**DO THIS:**
Work out the number of lines in the listing that include the string "Загрузить". Reply with that number alone.

**RECORDS FOR THIS EXERCISE:**
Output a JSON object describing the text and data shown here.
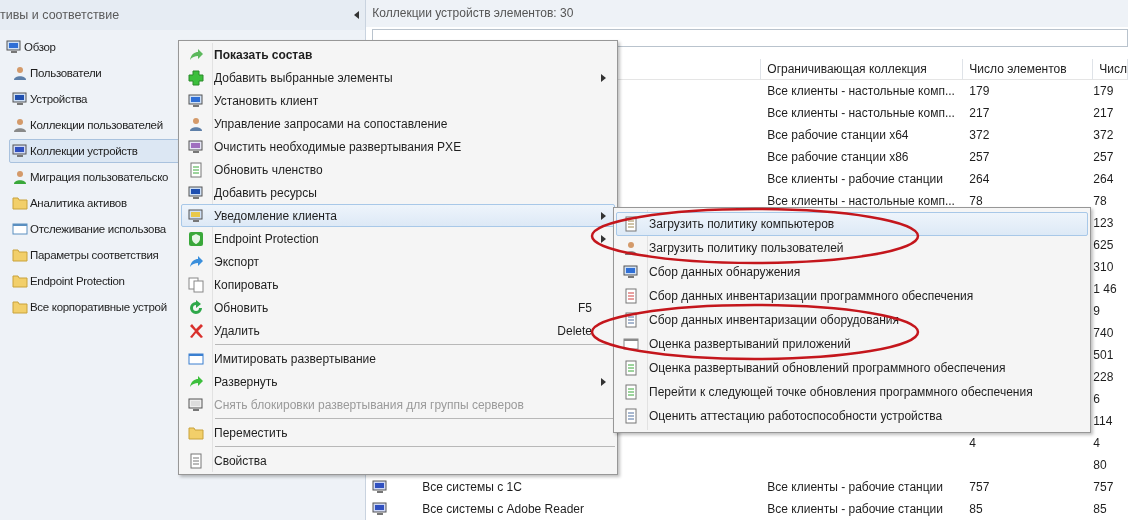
{
  "nav": {
    "header": "тивы и соответствие",
    "tree": [
      {
        "label": "Обзор",
        "selected": false,
        "children": [
          {
            "label": "Пользователи",
            "selected": false
          },
          {
            "label": "Устройства",
            "selected": false
          },
          {
            "label": "Коллекции пользователей",
            "selected": false
          },
          {
            "label": "Коллекции устройств",
            "selected": true
          },
          {
            "label": "Миграция пользовательско",
            "selected": false
          },
          {
            "label": "Аналитика активов",
            "selected": false
          },
          {
            "label": "Отслеживание использова",
            "selected": false
          },
          {
            "label": "Параметры соответствия",
            "selected": false
          },
          {
            "label": "Endpoint Protection",
            "selected": false
          },
          {
            "label": "Все корпоративные устрой",
            "selected": false
          }
        ]
      }
    ]
  },
  "main": {
    "title": "Коллекции устройств элементов: 30",
    "table": {
      "columns": [
        "Ограничивающая коллекция",
        "Число элементов",
        "Числ"
      ],
      "rows": [
        {
          "limiting": "Все клиенты - настольные комп...",
          "count": "179",
          "column_5": "179"
        },
        {
          "limiting": "Все клиенты - настольные комп...",
          "count": "217",
          "column_5": "217"
        },
        {
          "limiting": "Все рабочие станции x64",
          "count": "372",
          "column_5": "372"
        },
        {
          "limiting": "Все рабочие станции x86",
          "count": "257",
          "column_5": "257"
        },
        {
          "limiting": "Все клиенты - рабочие станции",
          "count": "264",
          "column_5": "264"
        },
        {
          "limiting": "Все клиенты - настольные комп...",
          "count": "78",
          "column_5": "78"
        },
        {
          "column_5": "123"
        },
        {
          "column_5": "625"
        },
        {
          "column_5": "310"
        },
        {
          "column_5": "1 46"
        },
        {
          "column_5": "9"
        },
        {
          "column_5": "740"
        },
        {
          "column_5": "501"
        },
        {
          "column_5": "228"
        },
        {
          "column_5": "6"
        },
        {
          "column_5": "114"
        },
        {
          "count": "4",
          "column_5": "4"
        },
        {
          "column_5": "80"
        },
        {
          "name": "Все системы с 1С",
          "limiting": "Все клиенты - рабочие станции",
          "count": "757",
          "column_5": "757"
        },
        {
          "name": "Все системы с Adobe Reader",
          "limiting": "Все клиенты - рабочие станции",
          "count": "85",
          "column_5": "85"
        }
      ]
    }
  },
  "context_menu": {
    "items": [
      {
        "kind": "item",
        "label": "Показать состав",
        "default": true,
        "selected": false
      },
      {
        "kind": "item",
        "label": "Добавить выбранные элементы",
        "submenu": true,
        "selected": false
      },
      {
        "kind": "item",
        "label": "Установить клиент",
        "selected": false
      },
      {
        "kind": "item",
        "label": "Управление запросами на сопоставление",
        "selected": false
      },
      {
        "kind": "item",
        "label": "Очистить необходимые развертывания PXE",
        "selected": false
      },
      {
        "kind": "item",
        "label": "Обновить членство",
        "selected": false
      },
      {
        "kind": "item",
        "label": "Добавить ресурсы",
        "selected": false
      },
      {
        "kind": "item",
        "label": "Уведомление клиента",
        "submenu": true,
        "selected": true
      },
      {
        "kind": "item",
        "label": "Endpoint Protection",
        "submenu": true,
        "selected": false
      },
      {
        "kind": "item",
        "label": "Экспорт",
        "selected": false
      },
      {
        "kind": "item",
        "label": "Копировать",
        "selected": false
      },
      {
        "kind": "item",
        "label": "Обновить",
        "shortcut": "F5",
        "selected": false
      },
      {
        "kind": "item",
        "label": "Удалить",
        "shortcut": "Delete",
        "selected": false
      },
      {
        "kind": "separator"
      },
      {
        "kind": "item",
        "label": "Имитировать развертывание",
        "selected": false
      },
      {
        "kind": "item",
        "label": "Развернуть",
        "submenu": true,
        "selected": false
      },
      {
        "kind": "item",
        "label": "Снять блокировки развертывания для группы серверов",
        "disabled": true,
        "selected": false
      },
      {
        "kind": "separator"
      },
      {
        "kind": "item",
        "label": "Переместить",
        "selected": false
      },
      {
        "kind": "separator"
      },
      {
        "kind": "item",
        "label": "Свойства",
        "selected": false
      }
    ]
  },
  "submenu": {
    "items": [
      {
        "label": "Загрузить политику компьютеров",
        "selected": true,
        "circled": true
      },
      {
        "label": "Загрузить политику пользователей",
        "selected": false,
        "circled": true
      },
      {
        "label": "Сбор данных обнаружения",
        "selected": false,
        "circled": false
      },
      {
        "label": "Сбор данных инвентаризации программного обеспечения",
        "selected": false,
        "circled": false
      },
      {
        "label": "Сбор данных инвентаризации оборудования",
        "selected": false,
        "circled": true
      },
      {
        "label": "Оценка развертываний приложений",
        "selected": false,
        "circled": true
      },
      {
        "label": "Оценка развертываний обновлений программного обеспечения",
        "selected": false,
        "circled": false
      },
      {
        "label": "Перейти к следующей точке обновления программного обеспечения",
        "selected": false,
        "circled": false
      },
      {
        "label": "Оценить аттестацию работоспособности устройства",
        "selected": false,
        "circled": false
      }
    ]
  }
}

**FULL RESPONSE:**
2